- [Recorded information]
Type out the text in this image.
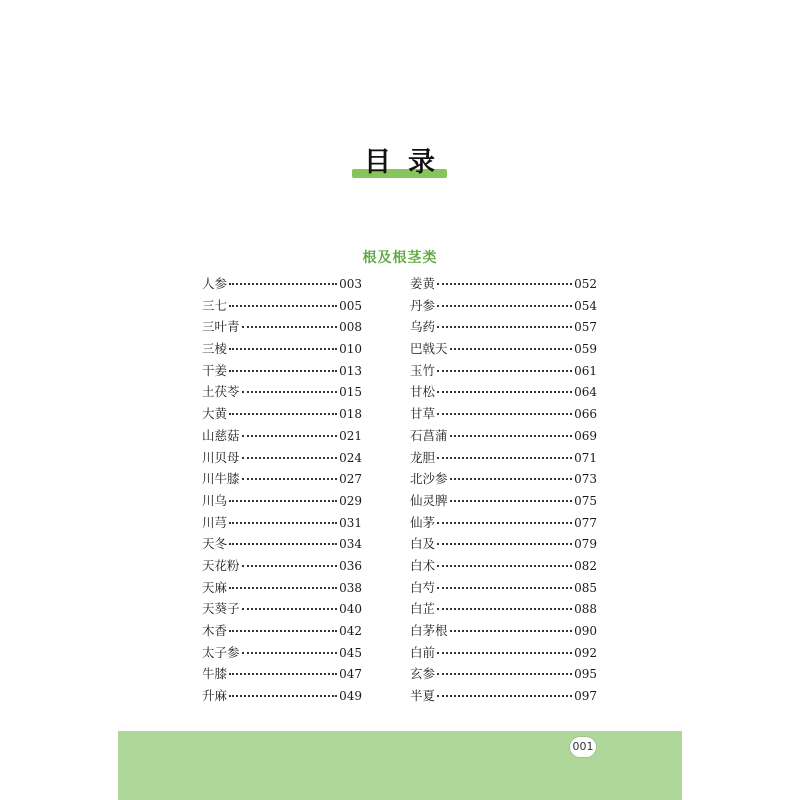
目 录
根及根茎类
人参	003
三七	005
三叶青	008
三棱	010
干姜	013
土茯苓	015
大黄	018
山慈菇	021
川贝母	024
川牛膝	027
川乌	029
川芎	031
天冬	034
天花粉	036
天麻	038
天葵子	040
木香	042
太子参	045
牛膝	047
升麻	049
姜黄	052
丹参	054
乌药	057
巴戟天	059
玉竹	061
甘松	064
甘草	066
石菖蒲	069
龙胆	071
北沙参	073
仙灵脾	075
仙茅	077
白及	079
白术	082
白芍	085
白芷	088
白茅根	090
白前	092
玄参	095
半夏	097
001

- [Aim] The entries above are to be returned exactly, without their pictures.

- [The output]
Type out the text in this image.
目 录
根及根茎类
人参	003
三七	005
三叶青	008
三棱	010
干姜	013
土茯苓	015
大黄	018
山慈菇	021
川贝母	024
川牛膝	027
川乌	029
川芎	031
天冬	034
天花粉	036
天麻	038
天葵子	040
木香	042
太子参	045
牛膝	047
升麻	049
姜黄	052
丹参	054
乌药	057
巴戟天	059
玉竹	061
甘松	064
甘草	066
石菖蒲	069
龙胆	071
北沙参	073
仙灵脾	075
仙茅	077
白及	079
白术	082
白芍	085
白芷	088
白茅根	090
白前	092
玄参	095
半夏	097
001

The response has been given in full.